* **What to do**
Repeat the listing in full, preserving every character.

* **Input material**
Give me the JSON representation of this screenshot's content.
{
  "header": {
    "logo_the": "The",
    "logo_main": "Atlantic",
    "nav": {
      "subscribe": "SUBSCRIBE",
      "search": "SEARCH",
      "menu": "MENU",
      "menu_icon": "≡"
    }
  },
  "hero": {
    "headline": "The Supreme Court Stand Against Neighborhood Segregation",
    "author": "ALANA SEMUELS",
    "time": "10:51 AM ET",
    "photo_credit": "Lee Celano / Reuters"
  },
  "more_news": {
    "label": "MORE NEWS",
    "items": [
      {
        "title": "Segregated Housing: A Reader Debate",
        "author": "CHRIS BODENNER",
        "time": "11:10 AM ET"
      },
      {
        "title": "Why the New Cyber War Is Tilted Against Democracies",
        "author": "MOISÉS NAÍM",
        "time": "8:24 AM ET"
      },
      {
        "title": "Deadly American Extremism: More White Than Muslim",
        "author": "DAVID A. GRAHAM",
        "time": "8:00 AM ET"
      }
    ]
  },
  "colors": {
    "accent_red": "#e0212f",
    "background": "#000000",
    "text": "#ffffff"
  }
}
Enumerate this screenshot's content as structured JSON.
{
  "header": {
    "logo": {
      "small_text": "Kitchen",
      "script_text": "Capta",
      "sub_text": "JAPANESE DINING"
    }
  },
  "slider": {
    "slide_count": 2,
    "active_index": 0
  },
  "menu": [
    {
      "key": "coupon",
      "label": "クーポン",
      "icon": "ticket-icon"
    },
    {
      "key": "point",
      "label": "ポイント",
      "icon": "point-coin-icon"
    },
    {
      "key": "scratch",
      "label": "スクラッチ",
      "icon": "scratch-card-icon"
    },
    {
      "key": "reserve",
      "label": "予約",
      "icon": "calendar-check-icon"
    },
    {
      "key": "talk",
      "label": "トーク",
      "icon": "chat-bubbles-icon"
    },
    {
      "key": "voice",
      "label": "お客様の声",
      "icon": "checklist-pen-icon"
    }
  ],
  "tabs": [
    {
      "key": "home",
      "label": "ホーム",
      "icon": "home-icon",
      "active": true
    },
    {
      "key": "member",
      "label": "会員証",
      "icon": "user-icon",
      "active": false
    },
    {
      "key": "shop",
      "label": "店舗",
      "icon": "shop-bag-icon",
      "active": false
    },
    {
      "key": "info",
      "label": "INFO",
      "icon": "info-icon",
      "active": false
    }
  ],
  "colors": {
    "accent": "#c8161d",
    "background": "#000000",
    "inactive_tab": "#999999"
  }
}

* **Written answer**
Give me the JSON representation of this screenshot's content.
{
  "header": {
    "logo_the": "The",
    "logo_main": "Atlantic",
    "nav": {
      "subscribe": "SUBSCRIBE",
      "search": "SEARCH",
      "menu": "MENU",
      "menu_icon": "≡"
    }
  },
  "hero": {
    "headline": "The Supreme Court Stand Against Neighborhood Segregation",
    "author": "ALANA SEMUELS",
    "time": "10:51 AM ET",
    "photo_credit": "Lee Celano / Reuters"
  },
  "more_news": {
    "label": "MORE NEWS",
    "items": [
      {
        "title": "Segregated Housing: A Reader Debate",
        "author": "CHRIS BODENNER",
        "time": "11:10 AM ET"
      },
      {
        "title": "Why the New Cyber War Is Tilted Against Democracies",
        "author": "MOISÉS NAÍM",
        "time": "8:24 AM ET"
      },
      {
        "title": "Deadly American Extremism: More White Than Muslim",
        "author": "DAVID A. GRAHAM",
        "time": "8:00 AM ET"
      }
    ]
  },
  "colors": {
    "accent_red": "#e0212f",
    "background": "#000000",
    "text": "#ffffff"
  }
}
Enumerate this screenshot's content as structured JSON.
{
  "header": {
    "logo": {
      "small_text": "Kitchen",
      "script_text": "Capta",
      "sub_text": "JAPANESE DINING"
    }
  },
  "slider": {
    "slide_count": 2,
    "active_index": 0
  },
  "menu": [
    {
      "key": "coupon",
      "label": "クーポン",
      "icon": "ticket-icon"
    },
    {
      "key": "point",
      "label": "ポイント",
      "icon": "point-coin-icon"
    },
    {
      "key": "scratch",
      "label": "スクラッチ",
      "icon": "scratch-card-icon"
    },
    {
      "key": "reserve",
      "label": "予約",
      "icon": "calendar-check-icon"
    },
    {
      "key": "talk",
      "label": "トーク",
      "icon": "chat-bubbles-icon"
    },
    {
      "key": "voice",
      "label": "お客様の声",
      "icon": "checklist-pen-icon"
    }
  ],
  "tabs": [
    {
      "key": "home",
      "label": "ホーム",
      "icon": "home-icon",
      "active": true
    },
    {
      "key": "member",
      "label": "会員証",
      "icon": "user-icon",
      "active": false
    },
    {
      "key": "shop",
      "label": "店舗",
      "icon": "shop-bag-icon",
      "active": false
    },
    {
      "key": "info",
      "label": "INFO",
      "icon": "info-icon",
      "active": false
    }
  ],
  "colors": {
    "accent": "#c8161d",
    "background": "#000000",
    "inactive_tab": "#999999"
  }
}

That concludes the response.